START Working data

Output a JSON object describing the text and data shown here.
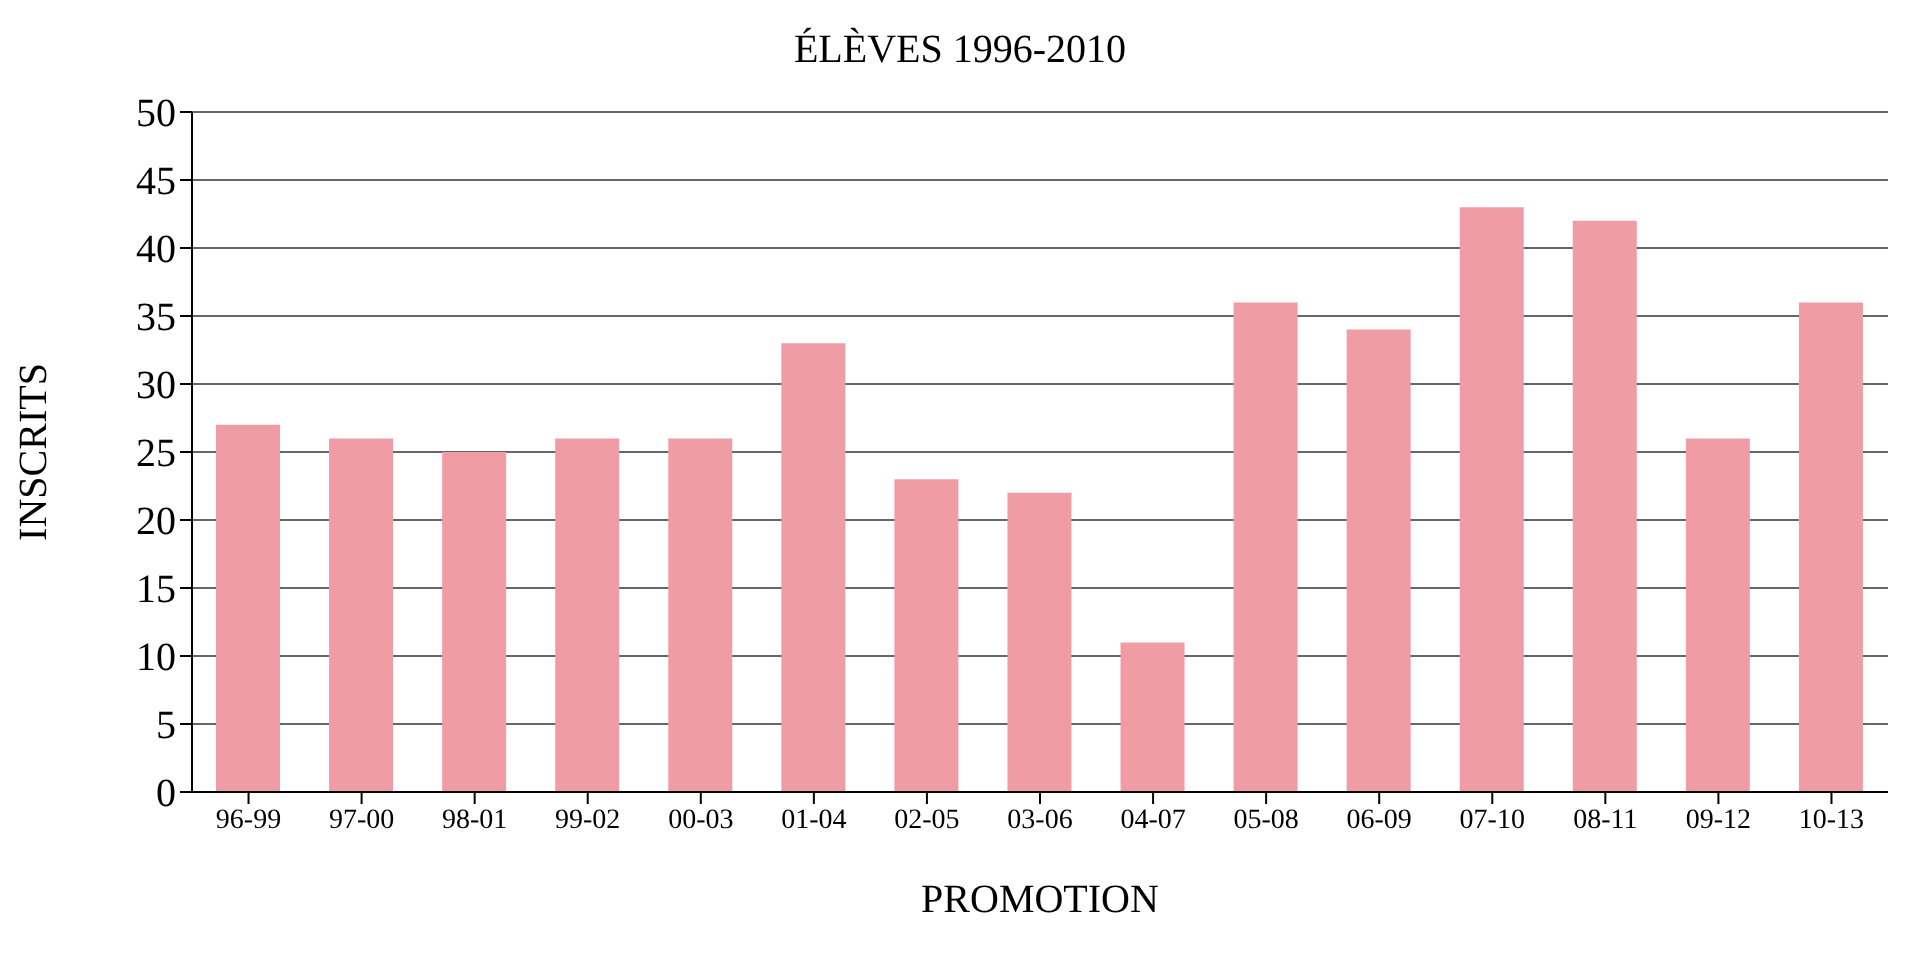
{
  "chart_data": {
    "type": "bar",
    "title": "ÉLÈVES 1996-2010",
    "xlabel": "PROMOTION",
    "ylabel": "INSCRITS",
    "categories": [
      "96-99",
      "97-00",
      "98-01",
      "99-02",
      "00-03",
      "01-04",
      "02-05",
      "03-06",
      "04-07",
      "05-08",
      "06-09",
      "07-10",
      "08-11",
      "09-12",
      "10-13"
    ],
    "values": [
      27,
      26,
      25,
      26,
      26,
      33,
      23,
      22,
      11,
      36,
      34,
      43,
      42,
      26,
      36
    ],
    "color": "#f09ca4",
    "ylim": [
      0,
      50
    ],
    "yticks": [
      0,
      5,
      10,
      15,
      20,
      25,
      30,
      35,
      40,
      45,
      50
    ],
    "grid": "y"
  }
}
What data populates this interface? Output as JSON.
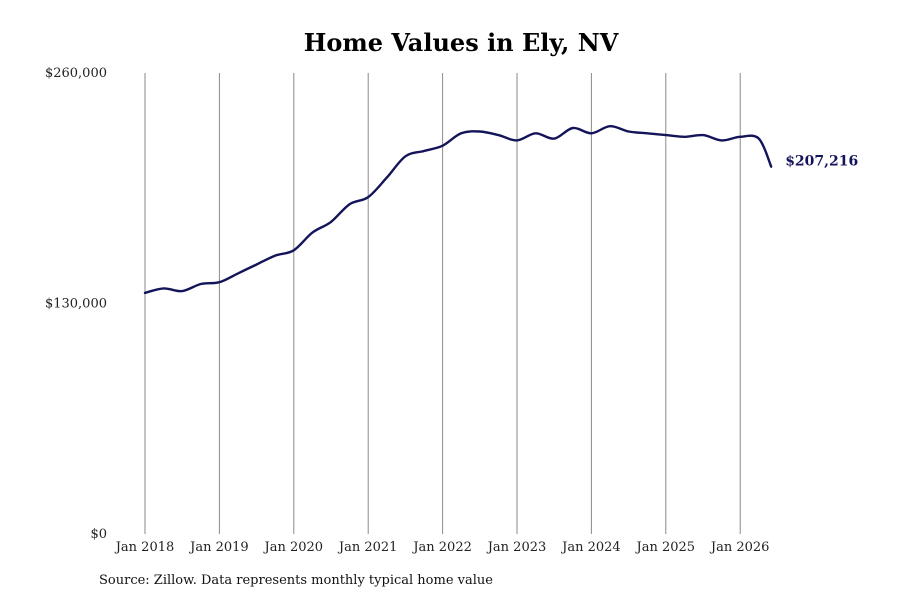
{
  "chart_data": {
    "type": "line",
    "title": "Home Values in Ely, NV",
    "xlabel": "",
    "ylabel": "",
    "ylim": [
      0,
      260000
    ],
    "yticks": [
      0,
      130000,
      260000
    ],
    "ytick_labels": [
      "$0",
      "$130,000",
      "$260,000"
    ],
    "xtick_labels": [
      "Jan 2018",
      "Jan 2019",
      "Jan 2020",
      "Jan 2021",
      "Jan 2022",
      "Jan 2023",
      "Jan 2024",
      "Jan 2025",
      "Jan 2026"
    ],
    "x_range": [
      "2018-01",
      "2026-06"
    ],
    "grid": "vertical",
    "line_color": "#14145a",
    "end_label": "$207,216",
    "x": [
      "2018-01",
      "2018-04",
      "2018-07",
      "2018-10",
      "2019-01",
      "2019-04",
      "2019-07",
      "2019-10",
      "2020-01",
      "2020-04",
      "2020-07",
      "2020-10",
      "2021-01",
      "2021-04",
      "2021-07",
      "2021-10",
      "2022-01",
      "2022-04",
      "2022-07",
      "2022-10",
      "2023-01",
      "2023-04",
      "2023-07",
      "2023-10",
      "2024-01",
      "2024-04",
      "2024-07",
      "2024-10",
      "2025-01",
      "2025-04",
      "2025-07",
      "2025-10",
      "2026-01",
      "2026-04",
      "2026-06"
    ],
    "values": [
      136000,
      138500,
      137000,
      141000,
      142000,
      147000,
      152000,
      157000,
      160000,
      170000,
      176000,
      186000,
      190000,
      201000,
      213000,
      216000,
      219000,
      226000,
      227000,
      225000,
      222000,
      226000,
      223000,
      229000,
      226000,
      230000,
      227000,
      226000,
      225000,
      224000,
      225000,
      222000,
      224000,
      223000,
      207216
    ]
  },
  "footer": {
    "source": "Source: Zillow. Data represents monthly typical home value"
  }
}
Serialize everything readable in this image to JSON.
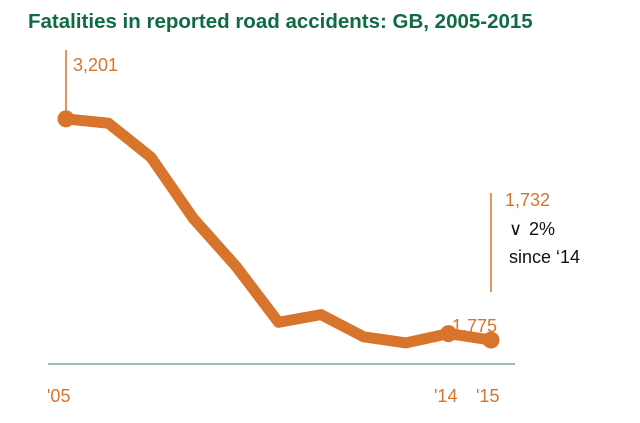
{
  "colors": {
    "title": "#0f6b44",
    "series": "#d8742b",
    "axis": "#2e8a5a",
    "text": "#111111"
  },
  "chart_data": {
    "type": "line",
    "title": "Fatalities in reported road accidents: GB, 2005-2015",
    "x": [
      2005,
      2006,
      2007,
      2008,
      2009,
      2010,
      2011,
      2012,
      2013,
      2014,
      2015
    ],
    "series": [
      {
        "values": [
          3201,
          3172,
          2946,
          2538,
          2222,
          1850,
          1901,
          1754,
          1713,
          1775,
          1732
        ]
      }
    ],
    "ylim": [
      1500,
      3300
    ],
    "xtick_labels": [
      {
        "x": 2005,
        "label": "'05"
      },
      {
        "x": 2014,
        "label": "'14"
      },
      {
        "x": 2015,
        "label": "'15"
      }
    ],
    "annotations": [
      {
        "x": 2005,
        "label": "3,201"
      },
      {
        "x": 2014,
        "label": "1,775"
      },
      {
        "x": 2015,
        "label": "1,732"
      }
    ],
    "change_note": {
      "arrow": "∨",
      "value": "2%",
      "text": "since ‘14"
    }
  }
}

END Working data

*What needs to be done:*
Retype all of the entries exactly as written, leaving out any images.

*Response:*
Output a JSON object describing the text and data shown here.
{
  "chart_data": {
    "type": "bar",
    "title": "ÉLÈVES 1996-2010",
    "xlabel": "PROMOTION",
    "ylabel": "INSCRITS",
    "categories": [
      "96-99",
      "97-00",
      "98-01",
      "99-02",
      "00-03",
      "01-04",
      "02-05",
      "03-06",
      "04-07",
      "05-08",
      "06-09",
      "07-10",
      "08-11",
      "09-12",
      "10-13"
    ],
    "values": [
      27,
      26,
      25,
      26,
      26,
      33,
      23,
      22,
      11,
      36,
      34,
      43,
      42,
      26,
      36
    ],
    "color": "#f09ca4",
    "ylim": [
      0,
      50
    ],
    "yticks": [
      0,
      5,
      10,
      15,
      20,
      25,
      30,
      35,
      40,
      45,
      50
    ],
    "grid": "y"
  }
}
What data populates this interface? Output as JSON.
{
  "chart_data": {
    "type": "line",
    "title": "Home Values in Ely, NV",
    "xlabel": "",
    "ylabel": "",
    "ylim": [
      0,
      260000
    ],
    "yticks": [
      0,
      130000,
      260000
    ],
    "ytick_labels": [
      "$0",
      "$130,000",
      "$260,000"
    ],
    "xtick_labels": [
      "Jan 2018",
      "Jan 2019",
      "Jan 2020",
      "Jan 2021",
      "Jan 2022",
      "Jan 2023",
      "Jan 2024",
      "Jan 2025",
      "Jan 2026"
    ],
    "x_range": [
      "2018-01",
      "2026-06"
    ],
    "grid": "vertical",
    "line_color": "#14145a",
    "end_label": "$207,216",
    "x": [
      "2018-01",
      "2018-04",
      "2018-07",
      "2018-10",
      "2019-01",
      "2019-04",
      "2019-07",
      "2019-10",
      "2020-01",
      "2020-04",
      "2020-07",
      "2020-10",
      "2021-01",
      "2021-04",
      "2021-07",
      "2021-10",
      "2022-01",
      "2022-04",
      "2022-07",
      "2022-10",
      "2023-01",
      "2023-04",
      "2023-07",
      "2023-10",
      "2024-01",
      "2024-04",
      "2024-07",
      "2024-10",
      "2025-01",
      "2025-04",
      "2025-07",
      "2025-10",
      "2026-01",
      "2026-04",
      "2026-06"
    ],
    "values": [
      136000,
      138500,
      137000,
      141000,
      142000,
      147000,
      152000,
      157000,
      160000,
      170000,
      176000,
      186000,
      190000,
      201000,
      213000,
      216000,
      219000,
      226000,
      227000,
      225000,
      222000,
      226000,
      223000,
      229000,
      226000,
      230000,
      227000,
      226000,
      225000,
      224000,
      225000,
      222000,
      224000,
      223000,
      207216
    ]
  },
  "footer": {
    "source": "Source: Zillow. Data represents monthly typical home value"
  }
}
Serialize everything readable in this image to JSON.
{
  "colors": {
    "title": "#0f6b44",
    "series": "#d8742b",
    "axis": "#2e8a5a",
    "text": "#111111"
  },
  "chart_data": {
    "type": "line",
    "title": "Fatalities in reported road accidents: GB, 2005-2015",
    "x": [
      2005,
      2006,
      2007,
      2008,
      2009,
      2010,
      2011,
      2012,
      2013,
      2014,
      2015
    ],
    "series": [
      {
        "values": [
          3201,
          3172,
          2946,
          2538,
          2222,
          1850,
          1901,
          1754,
          1713,
          1775,
          1732
        ]
      }
    ],
    "ylim": [
      1500,
      3300
    ],
    "xtick_labels": [
      {
        "x": 2005,
        "label": "'05"
      },
      {
        "x": 2014,
        "label": "'14"
      },
      {
        "x": 2015,
        "label": "'15"
      }
    ],
    "annotations": [
      {
        "x": 2005,
        "label": "3,201"
      },
      {
        "x": 2014,
        "label": "1,775"
      },
      {
        "x": 2015,
        "label": "1,732"
      }
    ],
    "change_note": {
      "arrow": "∨",
      "value": "2%",
      "text": "since ‘14"
    }
  }
}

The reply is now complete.